## Prompt
All lines holding the string "axis" should be copied from the data below.
::::
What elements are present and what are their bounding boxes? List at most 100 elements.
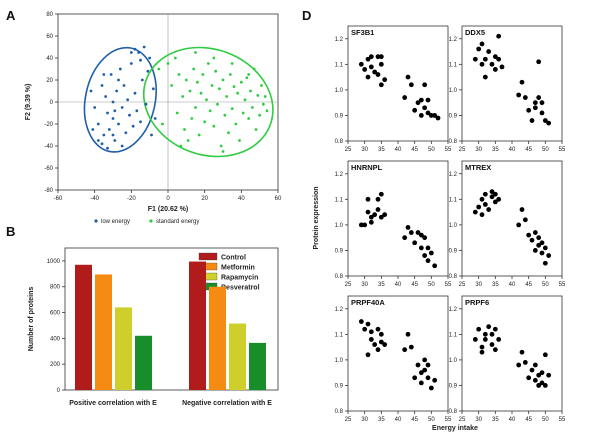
standard-energy-point (186, 139, 190, 142)
low-energy-point (128, 113, 131, 117)
subplot-x-tick-label: 30 (361, 147, 368, 153)
standard-energy-point (221, 78, 225, 82)
low-energy-point (96, 122, 100, 126)
pca-x-tick-label: 0 (166, 196, 170, 202)
standard-energy-point (227, 131, 230, 135)
low-energy-point (120, 144, 124, 148)
protein-data-point (418, 380, 424, 386)
protein-data-point (405, 331, 411, 337)
low-energy-point (133, 47, 137, 51)
standard-energy-point (210, 84, 214, 87)
bar-plot-frame (64, 247, 279, 391)
protein-data-point (542, 352, 548, 358)
subplot-y-tick-label: 1.1 (335, 197, 344, 203)
standard-energy-point (236, 91, 240, 95)
protein-data-point (519, 207, 525, 212)
protein-data-point (372, 69, 378, 75)
standard-energy-point (175, 111, 179, 115)
low-energy-point (91, 128, 95, 131)
panel-label-a: A (6, 8, 16, 23)
subplot-y-tick-label: 1.2 (449, 37, 458, 43)
protein-data-point (362, 67, 368, 72)
low-energy-point (151, 87, 155, 91)
low-energy-point (122, 84, 126, 87)
protein-data-point (402, 347, 408, 353)
protein-data-point (402, 235, 408, 241)
legend-label-control: Control (221, 255, 246, 262)
protein-data-point (425, 245, 431, 251)
legend-label-rapamycin: Rapamycin (221, 275, 258, 282)
legend-label-resveratrol: Resveratrol (221, 285, 260, 292)
protein-data-point (499, 64, 505, 70)
protein-data-point (372, 342, 378, 347)
low-energy-point (140, 78, 144, 82)
protein-data-point (546, 372, 552, 378)
subplot-x-tick-label: 45 (525, 417, 532, 423)
subplot-x-tick-label: 30 (361, 282, 368, 288)
standard-energy-point (247, 117, 251, 120)
standard-energy-point (195, 80, 199, 84)
protein-data-point (482, 202, 488, 207)
standard-energy-point (250, 106, 254, 109)
subplot-x-tick-label: 30 (475, 147, 482, 153)
protein-data-point (418, 113, 424, 118)
subplot-x-tick-label: 50 (428, 147, 435, 153)
energy-intake-axis-label: Energy intake (432, 425, 478, 432)
protein-data-point (378, 61, 384, 67)
low-energy-point (135, 109, 139, 113)
subplot-y-tick-label: 1.1 (335, 332, 344, 338)
subplot-x-tick-label: 25 (459, 282, 466, 288)
protein-data-point (532, 362, 538, 368)
protein-data-point (422, 253, 428, 258)
standard-energy-point (199, 91, 203, 95)
protein-data-point (365, 321, 371, 327)
protein-data-point (489, 342, 495, 347)
protein-data-point (378, 331, 384, 337)
subplot-x-tick-label: 25 (459, 417, 466, 423)
protein-data-point (415, 362, 421, 368)
standard-energy-point (197, 133, 201, 137)
subplot-title-sf3b1: SF3B1 (351, 28, 374, 37)
protein-data-point (482, 74, 488, 80)
protein-data-point (476, 204, 482, 210)
protein-data-point (542, 260, 548, 266)
protein-data-point (378, 54, 384, 60)
protein-data-point (536, 59, 542, 65)
low-energy-point (124, 131, 128, 135)
bar-control (75, 264, 92, 390)
low-energy-point (146, 69, 150, 73)
bar-category-label-positive: Positive correlation with E (69, 400, 157, 407)
low-energy-point (118, 67, 122, 71)
standard-energy-ellipse (142, 46, 274, 158)
protein-data-point (479, 212, 485, 218)
protein-data-point (539, 100, 545, 106)
low-energy-point (144, 102, 148, 106)
pca-legend: low energy standard energy (94, 219, 199, 225)
subplot-x-tick-label: 45 (411, 147, 418, 153)
standard-energy-point (194, 51, 197, 54)
pca-y-axis-label: F2 (9.39 %) (25, 84, 32, 121)
protein-data-point (368, 214, 374, 220)
protein-data-point (526, 375, 532, 381)
protein-data-point (372, 212, 378, 218)
subplot-y-tick-label: 1.0 (449, 88, 458, 94)
pca-x-tick-label: -40 (90, 196, 99, 202)
protein-data-point (412, 375, 418, 381)
protein-data-point (546, 253, 552, 258)
subplot-x-tick-label: 40 (395, 417, 402, 423)
standard-energy-point (261, 102, 265, 106)
standard-energy-point (225, 95, 229, 98)
protein-data-point (365, 196, 371, 202)
pca-scatter-panel: F1 (20.62 %) F2 (9.39 %) low energy stan… (25, 12, 282, 225)
protein-data-point (486, 49, 492, 54)
low-energy-point (102, 73, 106, 76)
protein-data-point (435, 115, 441, 121)
protein-data-point (536, 383, 542, 388)
protein-data-point (408, 82, 414, 88)
low-energy-point (129, 62, 133, 65)
subplot-y-tick-label: 1.0 (335, 223, 344, 229)
protein-data-point (362, 326, 368, 332)
low-energy-point (148, 56, 152, 60)
protein-data-point (489, 331, 495, 337)
subplot-x-tick-label: 50 (428, 417, 435, 423)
::::
## Exercise solution
energy-intake-axis-label: Energy intake (432, 425, 478, 432)
pca-y-axis-label: F2 (9.39 %) (25, 84, 32, 121)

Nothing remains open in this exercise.